- Objective -
Gather up every line that includes the string "date".

- Information supplied -
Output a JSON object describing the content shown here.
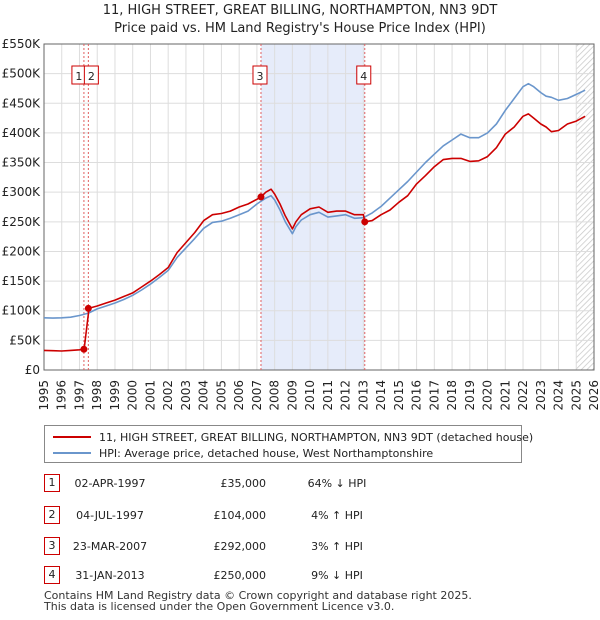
{
  "chart_data": {
    "type": "line",
    "title": "11, HIGH STREET, GREAT BILLING, NORTHAMPTON, NN3 9DT",
    "subtitle": "Price paid vs. HM Land Registry's House Price Index (HPI)",
    "xlabel": "",
    "ylabel": "",
    "xlim": [
      1995,
      2026
    ],
    "ylim": [
      0,
      550000
    ],
    "x_ticks": [
      "1995",
      "1996",
      "1997",
      "1998",
      "1999",
      "2000",
      "2001",
      "2002",
      "2003",
      "2004",
      "2005",
      "2006",
      "2007",
      "2008",
      "2009",
      "2010",
      "2011",
      "2012",
      "2013",
      "2014",
      "2015",
      "2016",
      "2017",
      "2018",
      "2019",
      "2020",
      "2021",
      "2022",
      "2023",
      "2024",
      "2025",
      "2026"
    ],
    "y_ticks": [
      {
        "value": 0,
        "label": "£0"
      },
      {
        "value": 50000,
        "label": "£50K"
      },
      {
        "value": 100000,
        "label": "£100K"
      },
      {
        "value": 150000,
        "label": "£150K"
      },
      {
        "value": 200000,
        "label": "£200K"
      },
      {
        "value": 250000,
        "label": "£250K"
      },
      {
        "value": 300000,
        "label": "£300K"
      },
      {
        "value": 350000,
        "label": "£350K"
      },
      {
        "value": 400000,
        "label": "£400K"
      },
      {
        "value": 450000,
        "label": "£450K"
      },
      {
        "value": 500000,
        "label": "£500K"
      },
      {
        "value": 550000,
        "label": "£550K"
      }
    ],
    "shaded_range": [
      2007.23,
      2013.08
    ],
    "forecast_from": 2025.0,
    "series": [
      {
        "name": "11, HIGH STREET, GREAT BILLING, NORTHAMPTON, NN3 9DT (detached house)",
        "color": "#cc0000",
        "x": [
          1995.0,
          1995.5,
          1996.0,
          1996.5,
          1997.0,
          1997.25,
          1997.26,
          1997.5,
          1997.51,
          1998.0,
          1998.5,
          1999.0,
          1999.5,
          2000.0,
          2000.5,
          2001.0,
          2001.5,
          2002.0,
          2002.5,
          2003.0,
          2003.5,
          2004.0,
          2004.5,
          2005.0,
          2005.5,
          2006.0,
          2006.5,
          2007.0,
          2007.23,
          2007.5,
          2007.8,
          2008.0,
          2008.3,
          2008.6,
          2009.0,
          2009.2,
          2009.5,
          2010.0,
          2010.5,
          2011.0,
          2011.5,
          2012.0,
          2012.5,
          2013.0,
          2013.08,
          2013.5,
          2014.0,
          2014.5,
          2015.0,
          2015.5,
          2016.0,
          2016.5,
          2017.0,
          2017.5,
          2018.0,
          2018.5,
          2019.0,
          2019.5,
          2020.0,
          2020.5,
          2021.0,
          2021.5,
          2022.0,
          2022.3,
          2022.6,
          2023.0,
          2023.3,
          2023.6,
          2024.0,
          2024.5,
          2025.0,
          2025.5
        ],
        "values": [
          33000,
          32500,
          32000,
          33000,
          34000,
          35000,
          35000,
          95000,
          104000,
          108000,
          113000,
          118000,
          124000,
          130000,
          140000,
          150000,
          161000,
          173000,
          198000,
          215000,
          232000,
          252000,
          262000,
          264000,
          268000,
          275000,
          280000,
          288000,
          292000,
          300000,
          305000,
          297000,
          280000,
          260000,
          238000,
          250000,
          262000,
          272000,
          275000,
          266000,
          268000,
          268000,
          262000,
          262000,
          250000,
          252000,
          262000,
          270000,
          283000,
          294000,
          314000,
          328000,
          343000,
          355000,
          357000,
          357000,
          352000,
          353000,
          360000,
          375000,
          398000,
          410000,
          428000,
          432000,
          425000,
          415000,
          410000,
          402000,
          404000,
          415000,
          420000,
          428000
        ]
      },
      {
        "name": "HPI: Average price, detached house, West Northamptonshire",
        "color": "#6a96cc",
        "x": [
          1995.0,
          1995.5,
          1996.0,
          1996.5,
          1997.0,
          1997.5,
          1998.0,
          1998.5,
          1999.0,
          1999.5,
          2000.0,
          2000.5,
          2001.0,
          2001.5,
          2002.0,
          2002.5,
          2003.0,
          2003.5,
          2004.0,
          2004.5,
          2005.0,
          2005.5,
          2006.0,
          2006.5,
          2007.0,
          2007.5,
          2007.8,
          2008.0,
          2008.3,
          2008.6,
          2009.0,
          2009.2,
          2009.5,
          2010.0,
          2010.5,
          2011.0,
          2011.5,
          2012.0,
          2012.5,
          2013.0,
          2013.5,
          2014.0,
          2014.5,
          2015.0,
          2015.5,
          2016.0,
          2016.5,
          2017.0,
          2017.5,
          2018.0,
          2018.5,
          2019.0,
          2019.5,
          2020.0,
          2020.5,
          2021.0,
          2021.5,
          2022.0,
          2022.3,
          2022.6,
          2023.0,
          2023.3,
          2023.6,
          2024.0,
          2024.5,
          2025.0,
          2025.5
        ],
        "values": [
          88000,
          87500,
          88000,
          89000,
          92000,
          96000,
          103000,
          108000,
          113000,
          119000,
          126000,
          135000,
          145000,
          156000,
          168000,
          190000,
          206000,
          222000,
          239000,
          249000,
          251000,
          256000,
          262000,
          268000,
          280000,
          290000,
          294000,
          287000,
          270000,
          250000,
          230000,
          242000,
          253000,
          262000,
          266000,
          258000,
          260000,
          262000,
          256000,
          257000,
          265000,
          276000,
          290000,
          304000,
          318000,
          334000,
          350000,
          364000,
          378000,
          388000,
          398000,
          392000,
          392000,
          400000,
          415000,
          438000,
          458000,
          478000,
          483000,
          478000,
          468000,
          462000,
          460000,
          455000,
          458000,
          465000,
          472000
        ]
      }
    ],
    "transactions": [
      {
        "n": "1",
        "x": 1997.25,
        "price": 35000,
        "date": "02-APR-1997",
        "price_label": "£35,000",
        "hpi": "64% ↓ HPI"
      },
      {
        "n": "2",
        "x": 1997.5,
        "price": 104000,
        "date": "04-JUL-1997",
        "price_label": "£104,000",
        "hpi": "4% ↑ HPI"
      },
      {
        "n": "3",
        "x": 2007.23,
        "price": 292000,
        "date": "23-MAR-2007",
        "price_label": "£292,000",
        "hpi": "3% ↑ HPI"
      },
      {
        "n": "4",
        "x": 2013.08,
        "price": 250000,
        "date": "31-JAN-2013",
        "price_label": "£250,000",
        "hpi": "9% ↓ HPI"
      }
    ]
  },
  "legend": {
    "property_label": "11, HIGH STREET, GREAT BILLING, NORTHAMPTON, NN3 9DT (detached house)",
    "hpi_label": "HPI: Average price, detached house, West Northamptonshire",
    "property_color": "#cc0000",
    "hpi_color": "#6a96cc"
  },
  "footer": {
    "line1": "Contains HM Land Registry data © Crown copyright and database right 2025.",
    "line2": "This data is licensed under the Open Government Licence v3.0."
  }
}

- Written answer -
        "date": "02-APR-1997",
        "date": "04-JUL-1997",
        "date": "23-MAR-2007",
        "date": "31-JAN-2013",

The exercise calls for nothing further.